PROBLEM:
Whenever a picture appears, leave it out while repeating all the other data exactly.

Records from a data collection
# # # #

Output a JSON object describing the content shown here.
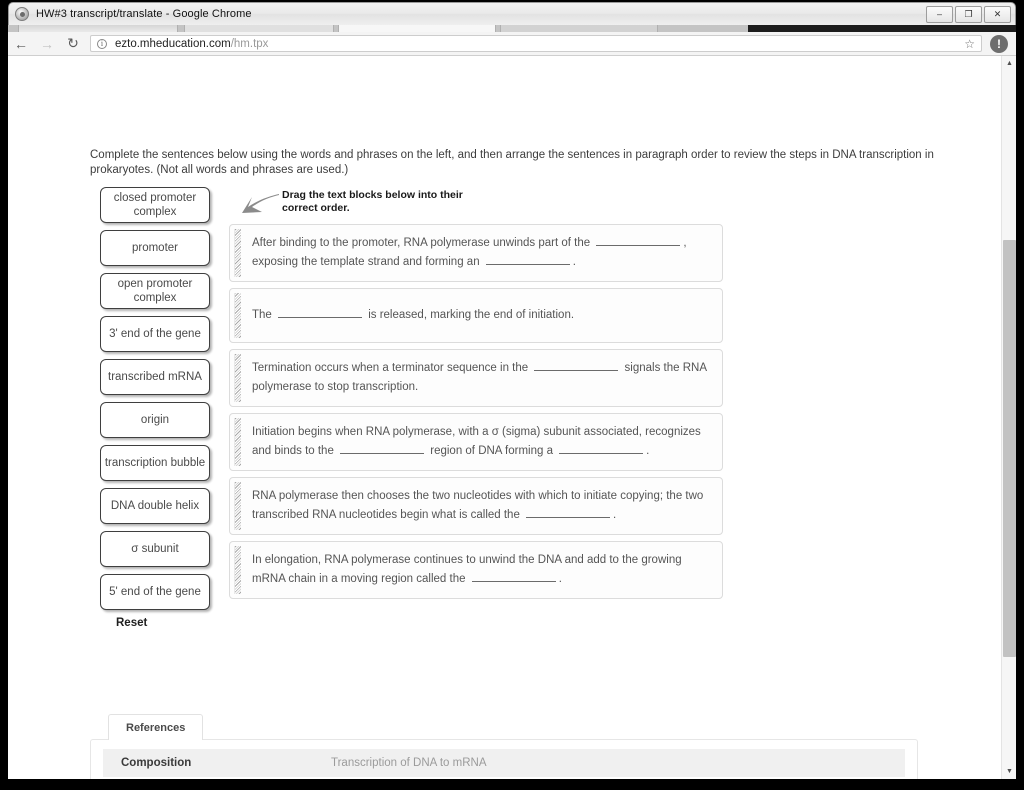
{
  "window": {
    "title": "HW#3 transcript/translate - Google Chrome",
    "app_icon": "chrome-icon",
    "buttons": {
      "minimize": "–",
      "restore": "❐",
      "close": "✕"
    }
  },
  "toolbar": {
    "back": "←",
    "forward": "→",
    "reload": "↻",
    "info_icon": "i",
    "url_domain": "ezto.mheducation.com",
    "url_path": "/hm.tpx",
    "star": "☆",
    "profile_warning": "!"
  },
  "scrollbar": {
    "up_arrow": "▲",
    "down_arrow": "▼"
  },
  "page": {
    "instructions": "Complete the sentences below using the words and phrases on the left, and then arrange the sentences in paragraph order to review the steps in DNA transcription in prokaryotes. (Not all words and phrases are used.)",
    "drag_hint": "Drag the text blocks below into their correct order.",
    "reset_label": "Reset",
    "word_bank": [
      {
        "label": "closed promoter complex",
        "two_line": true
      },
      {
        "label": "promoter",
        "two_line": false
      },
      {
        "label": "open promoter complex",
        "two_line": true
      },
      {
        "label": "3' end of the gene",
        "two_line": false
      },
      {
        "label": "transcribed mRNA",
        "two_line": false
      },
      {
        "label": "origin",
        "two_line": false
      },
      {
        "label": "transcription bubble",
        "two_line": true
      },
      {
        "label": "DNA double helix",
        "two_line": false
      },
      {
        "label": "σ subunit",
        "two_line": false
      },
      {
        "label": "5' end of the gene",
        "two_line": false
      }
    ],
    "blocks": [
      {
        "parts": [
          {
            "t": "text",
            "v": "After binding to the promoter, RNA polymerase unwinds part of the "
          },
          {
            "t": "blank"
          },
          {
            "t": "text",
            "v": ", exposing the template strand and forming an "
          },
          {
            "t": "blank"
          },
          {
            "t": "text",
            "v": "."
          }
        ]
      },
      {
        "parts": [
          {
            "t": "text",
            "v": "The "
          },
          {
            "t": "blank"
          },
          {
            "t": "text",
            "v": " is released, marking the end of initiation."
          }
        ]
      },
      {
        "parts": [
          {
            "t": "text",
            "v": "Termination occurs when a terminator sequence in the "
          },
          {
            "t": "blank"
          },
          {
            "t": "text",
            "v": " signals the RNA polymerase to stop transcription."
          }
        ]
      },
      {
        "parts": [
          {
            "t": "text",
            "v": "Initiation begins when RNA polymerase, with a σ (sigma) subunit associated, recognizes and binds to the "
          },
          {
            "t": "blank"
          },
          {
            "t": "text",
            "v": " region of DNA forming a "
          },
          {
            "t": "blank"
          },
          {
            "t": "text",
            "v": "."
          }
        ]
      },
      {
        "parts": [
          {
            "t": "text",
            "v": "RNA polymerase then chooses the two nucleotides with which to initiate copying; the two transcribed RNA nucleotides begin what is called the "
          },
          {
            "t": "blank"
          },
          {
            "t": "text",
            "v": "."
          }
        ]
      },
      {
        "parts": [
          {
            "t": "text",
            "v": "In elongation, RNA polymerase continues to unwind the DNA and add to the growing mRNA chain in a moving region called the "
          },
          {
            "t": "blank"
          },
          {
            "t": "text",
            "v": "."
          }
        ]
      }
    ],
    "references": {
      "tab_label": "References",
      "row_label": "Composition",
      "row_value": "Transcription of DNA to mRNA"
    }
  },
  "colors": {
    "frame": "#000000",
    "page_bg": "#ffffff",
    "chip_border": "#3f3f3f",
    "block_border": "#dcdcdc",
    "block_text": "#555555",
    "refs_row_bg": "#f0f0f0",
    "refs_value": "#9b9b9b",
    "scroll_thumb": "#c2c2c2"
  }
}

# # # #

ANSWER TO THIS EXERCISE:
Output a JSON object describing the content shown here.
{
  "window": {
    "title": "HW#3 transcript/translate - Google Chrome",
    "app_icon": "chrome-icon",
    "buttons": {
      "minimize": "–",
      "restore": "❐",
      "close": "✕"
    }
  },
  "toolbar": {
    "back": "←",
    "forward": "→",
    "reload": "↻",
    "info_icon": "i",
    "url_domain": "ezto.mheducation.com",
    "url_path": "/hm.tpx",
    "star": "☆",
    "profile_warning": "!"
  },
  "scrollbar": {
    "up_arrow": "▲",
    "down_arrow": "▼"
  },
  "page": {
    "instructions": "Complete the sentences below using the words and phrases on the left, and then arrange the sentences in paragraph order to review the steps in DNA transcription in prokaryotes. (Not all words and phrases are used.)",
    "drag_hint": "Drag the text blocks below into their correct order.",
    "reset_label": "Reset",
    "word_bank": [
      {
        "label": "closed promoter complex",
        "two_line": true
      },
      {
        "label": "promoter",
        "two_line": false
      },
      {
        "label": "open promoter complex",
        "two_line": true
      },
      {
        "label": "3' end of the gene",
        "two_line": false
      },
      {
        "label": "transcribed mRNA",
        "two_line": false
      },
      {
        "label": "origin",
        "two_line": false
      },
      {
        "label": "transcription bubble",
        "two_line": true
      },
      {
        "label": "DNA double helix",
        "two_line": false
      },
      {
        "label": "σ subunit",
        "two_line": false
      },
      {
        "label": "5' end of the gene",
        "two_line": false
      }
    ],
    "blocks": [
      {
        "parts": [
          {
            "t": "text",
            "v": "After binding to the promoter, RNA polymerase unwinds part of the "
          },
          {
            "t": "blank"
          },
          {
            "t": "text",
            "v": ", exposing the template strand and forming an "
          },
          {
            "t": "blank"
          },
          {
            "t": "text",
            "v": "."
          }
        ]
      },
      {
        "parts": [
          {
            "t": "text",
            "v": "The "
          },
          {
            "t": "blank"
          },
          {
            "t": "text",
            "v": " is released, marking the end of initiation."
          }
        ]
      },
      {
        "parts": [
          {
            "t": "text",
            "v": "Termination occurs when a terminator sequence in the "
          },
          {
            "t": "blank"
          },
          {
            "t": "text",
            "v": " signals the RNA polymerase to stop transcription."
          }
        ]
      },
      {
        "parts": [
          {
            "t": "text",
            "v": "Initiation begins when RNA polymerase, with a σ (sigma) subunit associated, recognizes and binds to the "
          },
          {
            "t": "blank"
          },
          {
            "t": "text",
            "v": " region of DNA forming a "
          },
          {
            "t": "blank"
          },
          {
            "t": "text",
            "v": "."
          }
        ]
      },
      {
        "parts": [
          {
            "t": "text",
            "v": "RNA polymerase then chooses the two nucleotides with which to initiate copying; the two transcribed RNA nucleotides begin what is called the "
          },
          {
            "t": "blank"
          },
          {
            "t": "text",
            "v": "."
          }
        ]
      },
      {
        "parts": [
          {
            "t": "text",
            "v": "In elongation, RNA polymerase continues to unwind the DNA and add to the growing mRNA chain in a moving region called the "
          },
          {
            "t": "blank"
          },
          {
            "t": "text",
            "v": "."
          }
        ]
      }
    ],
    "references": {
      "tab_label": "References",
      "row_label": "Composition",
      "row_value": "Transcription of DNA to mRNA"
    }
  },
  "colors": {
    "frame": "#000000",
    "page_bg": "#ffffff",
    "chip_border": "#3f3f3f",
    "block_border": "#dcdcdc",
    "block_text": "#555555",
    "refs_row_bg": "#f0f0f0",
    "refs_value": "#9b9b9b",
    "scroll_thumb": "#c2c2c2"
  }
}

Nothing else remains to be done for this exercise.